<<<<

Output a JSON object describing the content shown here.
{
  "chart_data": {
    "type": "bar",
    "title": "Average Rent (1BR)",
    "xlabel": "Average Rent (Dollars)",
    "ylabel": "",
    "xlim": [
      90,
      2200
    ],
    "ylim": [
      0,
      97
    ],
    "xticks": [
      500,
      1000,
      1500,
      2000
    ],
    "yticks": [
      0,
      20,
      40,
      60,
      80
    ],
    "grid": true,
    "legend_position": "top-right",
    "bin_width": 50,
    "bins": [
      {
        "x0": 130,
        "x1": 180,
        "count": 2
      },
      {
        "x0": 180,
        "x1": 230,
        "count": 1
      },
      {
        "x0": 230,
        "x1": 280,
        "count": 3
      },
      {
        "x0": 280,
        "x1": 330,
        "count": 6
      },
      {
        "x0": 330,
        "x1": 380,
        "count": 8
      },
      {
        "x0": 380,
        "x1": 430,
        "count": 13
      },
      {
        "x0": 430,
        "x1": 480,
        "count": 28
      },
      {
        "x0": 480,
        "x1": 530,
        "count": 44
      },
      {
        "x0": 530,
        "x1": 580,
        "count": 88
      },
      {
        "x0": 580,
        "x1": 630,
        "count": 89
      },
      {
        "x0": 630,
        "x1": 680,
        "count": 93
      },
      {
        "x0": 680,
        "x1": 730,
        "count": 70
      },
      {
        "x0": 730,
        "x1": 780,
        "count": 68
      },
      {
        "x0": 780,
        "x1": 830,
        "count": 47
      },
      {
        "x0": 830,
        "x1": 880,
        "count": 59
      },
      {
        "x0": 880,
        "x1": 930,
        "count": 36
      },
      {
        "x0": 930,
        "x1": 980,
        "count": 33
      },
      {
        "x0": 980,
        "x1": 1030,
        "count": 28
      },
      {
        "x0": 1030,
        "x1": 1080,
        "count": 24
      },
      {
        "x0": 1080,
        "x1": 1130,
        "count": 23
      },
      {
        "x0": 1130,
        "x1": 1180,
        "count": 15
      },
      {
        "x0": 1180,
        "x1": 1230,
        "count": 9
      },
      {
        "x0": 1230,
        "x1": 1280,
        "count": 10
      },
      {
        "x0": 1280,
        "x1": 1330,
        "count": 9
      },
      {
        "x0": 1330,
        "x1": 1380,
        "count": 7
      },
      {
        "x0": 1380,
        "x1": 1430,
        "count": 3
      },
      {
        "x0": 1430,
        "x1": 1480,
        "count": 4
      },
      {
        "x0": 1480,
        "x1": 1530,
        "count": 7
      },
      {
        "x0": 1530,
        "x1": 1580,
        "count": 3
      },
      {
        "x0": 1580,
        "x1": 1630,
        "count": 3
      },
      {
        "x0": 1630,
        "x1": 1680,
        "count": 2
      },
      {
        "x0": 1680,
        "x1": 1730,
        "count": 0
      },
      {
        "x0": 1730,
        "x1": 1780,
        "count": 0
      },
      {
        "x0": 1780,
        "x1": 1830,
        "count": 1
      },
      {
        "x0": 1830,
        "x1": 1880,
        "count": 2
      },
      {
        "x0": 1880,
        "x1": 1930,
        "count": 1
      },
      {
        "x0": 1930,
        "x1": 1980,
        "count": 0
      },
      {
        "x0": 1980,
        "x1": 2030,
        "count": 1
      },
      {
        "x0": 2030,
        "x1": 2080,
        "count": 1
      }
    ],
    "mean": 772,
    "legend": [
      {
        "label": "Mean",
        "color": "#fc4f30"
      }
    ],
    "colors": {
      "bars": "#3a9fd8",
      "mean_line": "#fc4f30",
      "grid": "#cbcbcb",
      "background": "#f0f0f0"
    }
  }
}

>>>>

- **TASK STATEMENT**: Print out every entry, keeping each one exact.

- **RIGHT ANSWER**:
Output a JSON object describing the content shown here.
{
  "chart_data": {
    "type": "bar",
    "title": "Average Rent (1BR)",
    "xlabel": "Average Rent (Dollars)",
    "ylabel": "",
    "xlim": [
      90,
      2200
    ],
    "ylim": [
      0,
      97
    ],
    "xticks": [
      500,
      1000,
      1500,
      2000
    ],
    "yticks": [
      0,
      20,
      40,
      60,
      80
    ],
    "grid": true,
    "legend_position": "top-right",
    "bin_width": 50,
    "bins": [
      {
        "x0": 130,
        "x1": 180,
        "count": 2
      },
      {
        "x0": 180,
        "x1": 230,
        "count": 1
      },
      {
        "x0": 230,
        "x1": 280,
        "count": 3
      },
      {
        "x0": 280,
        "x1": 330,
        "count": 6
      },
      {
        "x0": 330,
        "x1": 380,
        "count": 8
      },
      {
        "x0": 380,
        "x1": 430,
        "count": 13
      },
      {
        "x0": 430,
        "x1": 480,
        "count": 28
      },
      {
        "x0": 480,
        "x1": 530,
        "count": 44
      },
      {
        "x0": 530,
        "x1": 580,
        "count": 88
      },
      {
        "x0": 580,
        "x1": 630,
        "count": 89
      },
      {
        "x0": 630,
        "x1": 680,
        "count": 93
      },
      {
        "x0": 680,
        "x1": 730,
        "count": 70
      },
      {
        "x0": 730,
        "x1": 780,
        "count": 68
      },
      {
        "x0": 780,
        "x1": 830,
        "count": 47
      },
      {
        "x0": 830,
        "x1": 880,
        "count": 59
      },
      {
        "x0": 880,
        "x1": 930,
        "count": 36
      },
      {
        "x0": 930,
        "x1": 980,
        "count": 33
      },
      {
        "x0": 980,
        "x1": 1030,
        "count": 28
      },
      {
        "x0": 1030,
        "x1": 1080,
        "count": 24
      },
      {
        "x0": 1080,
        "x1": 1130,
        "count": 23
      },
      {
        "x0": 1130,
        "x1": 1180,
        "count": 15
      },
      {
        "x0": 1180,
        "x1": 1230,
        "count": 9
      },
      {
        "x0": 1230,
        "x1": 1280,
        "count": 10
      },
      {
        "x0": 1280,
        "x1": 1330,
        "count": 9
      },
      {
        "x0": 1330,
        "x1": 1380,
        "count": 7
      },
      {
        "x0": 1380,
        "x1": 1430,
        "count": 3
      },
      {
        "x0": 1430,
        "x1": 1480,
        "count": 4
      },
      {
        "x0": 1480,
        "x1": 1530,
        "count": 7
      },
      {
        "x0": 1530,
        "x1": 1580,
        "count": 3
      },
      {
        "x0": 1580,
        "x1": 1630,
        "count": 3
      },
      {
        "x0": 1630,
        "x1": 1680,
        "count": 2
      },
      {
        "x0": 1680,
        "x1": 1730,
        "count": 0
      },
      {
        "x0": 1730,
        "x1": 1780,
        "count": 0
      },
      {
        "x0": 1780,
        "x1": 1830,
        "count": 1
      },
      {
        "x0": 1830,
        "x1": 1880,
        "count": 2
      },
      {
        "x0": 1880,
        "x1": 1930,
        "count": 1
      },
      {
        "x0": 1930,
        "x1": 1980,
        "count": 0
      },
      {
        "x0": 1980,
        "x1": 2030,
        "count": 1
      },
      {
        "x0": 2030,
        "x1": 2080,
        "count": 1
      }
    ],
    "mean": 772,
    "legend": [
      {
        "label": "Mean",
        "color": "#fc4f30"
      }
    ],
    "colors": {
      "bars": "#3a9fd8",
      "mean_line": "#fc4f30",
      "grid": "#cbcbcb",
      "background": "#f0f0f0"
    }
  }
}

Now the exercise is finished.